◆ **THE TASK**: Below are some entries. Copy each line that holds the string "JSON".

◆ **ITEMS**:
------------------------------------

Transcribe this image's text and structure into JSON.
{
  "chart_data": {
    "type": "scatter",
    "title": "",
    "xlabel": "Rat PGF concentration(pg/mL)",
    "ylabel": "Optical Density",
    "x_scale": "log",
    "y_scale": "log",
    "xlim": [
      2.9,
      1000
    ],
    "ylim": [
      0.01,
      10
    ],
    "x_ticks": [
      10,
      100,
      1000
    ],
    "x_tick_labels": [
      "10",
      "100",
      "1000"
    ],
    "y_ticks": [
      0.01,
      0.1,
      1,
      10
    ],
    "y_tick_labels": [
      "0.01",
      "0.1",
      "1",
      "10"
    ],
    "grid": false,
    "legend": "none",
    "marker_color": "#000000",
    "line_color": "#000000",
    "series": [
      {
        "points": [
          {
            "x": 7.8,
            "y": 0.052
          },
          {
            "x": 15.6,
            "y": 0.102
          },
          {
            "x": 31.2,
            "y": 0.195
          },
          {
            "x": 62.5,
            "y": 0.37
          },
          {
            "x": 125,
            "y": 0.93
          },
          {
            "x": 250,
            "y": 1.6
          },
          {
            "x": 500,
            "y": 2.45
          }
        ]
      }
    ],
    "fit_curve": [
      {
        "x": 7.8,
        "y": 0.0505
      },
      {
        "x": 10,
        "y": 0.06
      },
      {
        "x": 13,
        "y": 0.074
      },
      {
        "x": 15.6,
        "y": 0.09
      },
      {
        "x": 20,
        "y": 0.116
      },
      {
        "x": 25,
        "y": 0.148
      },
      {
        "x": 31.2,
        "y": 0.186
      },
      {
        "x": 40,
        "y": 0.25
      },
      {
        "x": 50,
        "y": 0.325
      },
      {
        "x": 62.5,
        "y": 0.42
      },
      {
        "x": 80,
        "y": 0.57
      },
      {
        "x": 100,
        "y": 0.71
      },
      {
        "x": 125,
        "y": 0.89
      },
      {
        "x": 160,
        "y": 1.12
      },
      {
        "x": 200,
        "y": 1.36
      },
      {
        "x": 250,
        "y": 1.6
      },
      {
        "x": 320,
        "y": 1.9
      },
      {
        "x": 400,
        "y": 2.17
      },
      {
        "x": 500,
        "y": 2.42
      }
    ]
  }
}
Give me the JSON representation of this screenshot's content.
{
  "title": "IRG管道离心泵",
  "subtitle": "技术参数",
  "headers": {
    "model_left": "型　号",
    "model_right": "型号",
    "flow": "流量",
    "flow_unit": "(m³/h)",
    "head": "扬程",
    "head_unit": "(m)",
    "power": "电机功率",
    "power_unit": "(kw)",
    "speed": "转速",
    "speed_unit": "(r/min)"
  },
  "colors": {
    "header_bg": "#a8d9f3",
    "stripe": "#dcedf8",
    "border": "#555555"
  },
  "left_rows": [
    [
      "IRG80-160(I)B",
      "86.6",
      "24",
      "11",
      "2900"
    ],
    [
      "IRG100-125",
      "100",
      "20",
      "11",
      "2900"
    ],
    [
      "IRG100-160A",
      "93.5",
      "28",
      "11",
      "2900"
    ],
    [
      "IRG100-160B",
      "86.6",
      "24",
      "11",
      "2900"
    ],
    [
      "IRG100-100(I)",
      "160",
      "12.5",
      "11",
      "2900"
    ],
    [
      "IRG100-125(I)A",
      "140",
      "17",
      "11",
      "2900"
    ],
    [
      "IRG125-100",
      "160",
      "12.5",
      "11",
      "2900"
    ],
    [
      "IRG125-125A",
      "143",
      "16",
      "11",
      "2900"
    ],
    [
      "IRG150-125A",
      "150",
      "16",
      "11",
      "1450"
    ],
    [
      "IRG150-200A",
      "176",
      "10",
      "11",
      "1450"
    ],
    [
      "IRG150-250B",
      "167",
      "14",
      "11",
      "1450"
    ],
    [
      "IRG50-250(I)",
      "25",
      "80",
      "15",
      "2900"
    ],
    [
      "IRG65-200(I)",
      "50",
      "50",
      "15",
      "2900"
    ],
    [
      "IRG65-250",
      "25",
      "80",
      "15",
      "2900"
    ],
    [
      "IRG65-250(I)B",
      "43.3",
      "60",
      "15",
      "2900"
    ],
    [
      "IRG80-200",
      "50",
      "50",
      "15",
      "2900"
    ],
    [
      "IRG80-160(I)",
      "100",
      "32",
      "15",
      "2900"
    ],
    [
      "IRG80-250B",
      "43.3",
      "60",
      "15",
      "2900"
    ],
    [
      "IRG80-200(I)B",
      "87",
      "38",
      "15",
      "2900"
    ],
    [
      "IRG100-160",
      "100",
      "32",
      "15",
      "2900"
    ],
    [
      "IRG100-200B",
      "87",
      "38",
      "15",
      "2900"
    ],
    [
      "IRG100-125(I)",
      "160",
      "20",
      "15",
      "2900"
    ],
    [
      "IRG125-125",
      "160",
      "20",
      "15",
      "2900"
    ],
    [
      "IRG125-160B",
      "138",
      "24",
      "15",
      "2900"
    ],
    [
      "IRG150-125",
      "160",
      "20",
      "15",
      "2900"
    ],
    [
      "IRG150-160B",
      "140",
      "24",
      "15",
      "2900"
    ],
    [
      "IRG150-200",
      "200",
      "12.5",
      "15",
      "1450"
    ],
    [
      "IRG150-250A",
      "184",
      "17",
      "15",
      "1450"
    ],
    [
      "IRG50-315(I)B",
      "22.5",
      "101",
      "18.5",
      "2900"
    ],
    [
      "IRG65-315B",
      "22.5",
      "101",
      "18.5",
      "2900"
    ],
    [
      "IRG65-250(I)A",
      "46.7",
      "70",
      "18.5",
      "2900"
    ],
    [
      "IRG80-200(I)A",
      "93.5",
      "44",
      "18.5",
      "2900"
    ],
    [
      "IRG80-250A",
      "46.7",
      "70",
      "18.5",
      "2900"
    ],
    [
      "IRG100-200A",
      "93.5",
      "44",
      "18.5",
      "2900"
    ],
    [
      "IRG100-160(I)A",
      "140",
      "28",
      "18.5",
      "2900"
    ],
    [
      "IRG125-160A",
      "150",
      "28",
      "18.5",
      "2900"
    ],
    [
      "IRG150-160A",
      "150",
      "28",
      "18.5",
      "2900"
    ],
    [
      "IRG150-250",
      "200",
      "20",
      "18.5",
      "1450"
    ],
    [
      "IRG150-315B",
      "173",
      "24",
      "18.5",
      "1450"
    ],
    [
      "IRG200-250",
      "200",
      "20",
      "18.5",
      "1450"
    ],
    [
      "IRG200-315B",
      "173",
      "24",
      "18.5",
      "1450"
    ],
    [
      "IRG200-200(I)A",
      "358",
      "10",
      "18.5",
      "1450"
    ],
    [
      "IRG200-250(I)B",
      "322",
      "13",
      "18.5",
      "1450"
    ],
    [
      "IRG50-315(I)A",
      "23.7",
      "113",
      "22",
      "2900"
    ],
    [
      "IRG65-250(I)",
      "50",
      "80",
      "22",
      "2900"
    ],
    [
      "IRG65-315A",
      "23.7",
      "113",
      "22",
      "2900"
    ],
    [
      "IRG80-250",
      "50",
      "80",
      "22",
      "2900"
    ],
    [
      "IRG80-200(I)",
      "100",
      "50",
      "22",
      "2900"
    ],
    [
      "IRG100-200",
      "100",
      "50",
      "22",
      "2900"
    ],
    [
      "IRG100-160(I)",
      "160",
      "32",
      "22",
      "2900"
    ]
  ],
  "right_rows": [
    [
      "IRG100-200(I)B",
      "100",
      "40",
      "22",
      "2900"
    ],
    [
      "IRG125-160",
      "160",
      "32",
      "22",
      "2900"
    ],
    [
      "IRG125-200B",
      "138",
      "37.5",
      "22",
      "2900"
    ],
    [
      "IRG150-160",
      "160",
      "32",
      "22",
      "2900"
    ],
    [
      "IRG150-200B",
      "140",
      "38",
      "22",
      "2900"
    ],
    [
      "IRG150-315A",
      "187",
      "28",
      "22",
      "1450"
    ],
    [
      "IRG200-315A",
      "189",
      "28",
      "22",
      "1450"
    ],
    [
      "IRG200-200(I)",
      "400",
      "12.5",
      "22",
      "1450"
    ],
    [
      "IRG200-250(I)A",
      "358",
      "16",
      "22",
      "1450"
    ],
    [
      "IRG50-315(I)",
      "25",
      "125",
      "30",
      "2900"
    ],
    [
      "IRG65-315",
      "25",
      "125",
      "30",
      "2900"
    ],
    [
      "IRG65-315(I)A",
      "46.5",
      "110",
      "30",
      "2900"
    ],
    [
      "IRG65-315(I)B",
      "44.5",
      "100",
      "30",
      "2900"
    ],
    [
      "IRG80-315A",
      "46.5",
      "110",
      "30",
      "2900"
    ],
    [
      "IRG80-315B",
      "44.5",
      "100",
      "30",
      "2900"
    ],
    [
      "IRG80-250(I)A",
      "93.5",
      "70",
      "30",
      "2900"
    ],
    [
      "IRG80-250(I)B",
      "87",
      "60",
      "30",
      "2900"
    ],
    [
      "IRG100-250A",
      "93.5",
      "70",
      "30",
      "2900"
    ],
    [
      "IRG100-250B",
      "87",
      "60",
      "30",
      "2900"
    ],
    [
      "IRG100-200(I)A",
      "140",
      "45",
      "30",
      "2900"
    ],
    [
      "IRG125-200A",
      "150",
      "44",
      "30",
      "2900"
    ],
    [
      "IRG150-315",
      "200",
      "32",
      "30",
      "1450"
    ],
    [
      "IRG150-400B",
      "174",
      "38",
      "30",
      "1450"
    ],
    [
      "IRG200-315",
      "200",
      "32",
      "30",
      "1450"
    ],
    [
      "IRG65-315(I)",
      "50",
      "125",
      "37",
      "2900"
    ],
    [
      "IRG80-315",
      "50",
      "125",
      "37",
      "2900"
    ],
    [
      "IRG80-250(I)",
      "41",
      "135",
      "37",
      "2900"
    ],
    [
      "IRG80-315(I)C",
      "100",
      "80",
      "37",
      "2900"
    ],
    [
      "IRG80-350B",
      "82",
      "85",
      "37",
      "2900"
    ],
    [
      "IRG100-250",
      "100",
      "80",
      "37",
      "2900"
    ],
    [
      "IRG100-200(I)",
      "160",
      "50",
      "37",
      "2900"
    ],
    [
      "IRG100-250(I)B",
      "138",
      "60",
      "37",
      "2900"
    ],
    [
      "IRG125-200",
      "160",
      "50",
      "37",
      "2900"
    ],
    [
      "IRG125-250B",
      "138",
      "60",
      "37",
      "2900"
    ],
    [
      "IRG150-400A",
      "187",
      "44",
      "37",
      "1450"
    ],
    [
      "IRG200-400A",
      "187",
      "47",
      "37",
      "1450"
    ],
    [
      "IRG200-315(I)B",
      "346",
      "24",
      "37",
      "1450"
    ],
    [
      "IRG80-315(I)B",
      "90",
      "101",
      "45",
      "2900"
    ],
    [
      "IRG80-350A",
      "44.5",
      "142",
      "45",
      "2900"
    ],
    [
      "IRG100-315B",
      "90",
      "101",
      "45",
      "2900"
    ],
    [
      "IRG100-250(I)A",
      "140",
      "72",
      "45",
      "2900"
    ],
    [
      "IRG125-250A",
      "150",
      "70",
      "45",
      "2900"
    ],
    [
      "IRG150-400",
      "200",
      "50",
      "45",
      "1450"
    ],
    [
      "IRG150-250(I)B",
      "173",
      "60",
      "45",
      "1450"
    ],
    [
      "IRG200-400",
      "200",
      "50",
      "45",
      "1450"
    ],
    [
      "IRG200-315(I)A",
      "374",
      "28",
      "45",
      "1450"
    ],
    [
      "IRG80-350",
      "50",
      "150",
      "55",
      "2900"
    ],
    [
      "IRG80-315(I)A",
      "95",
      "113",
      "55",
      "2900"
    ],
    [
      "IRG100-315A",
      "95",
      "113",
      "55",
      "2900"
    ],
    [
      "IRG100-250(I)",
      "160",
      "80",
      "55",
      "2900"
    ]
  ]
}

------------------------------------

◆ **FINAL RESULT**:
Transcribe this image's text and structure into JSON.
Give me the JSON representation of this screenshot's content.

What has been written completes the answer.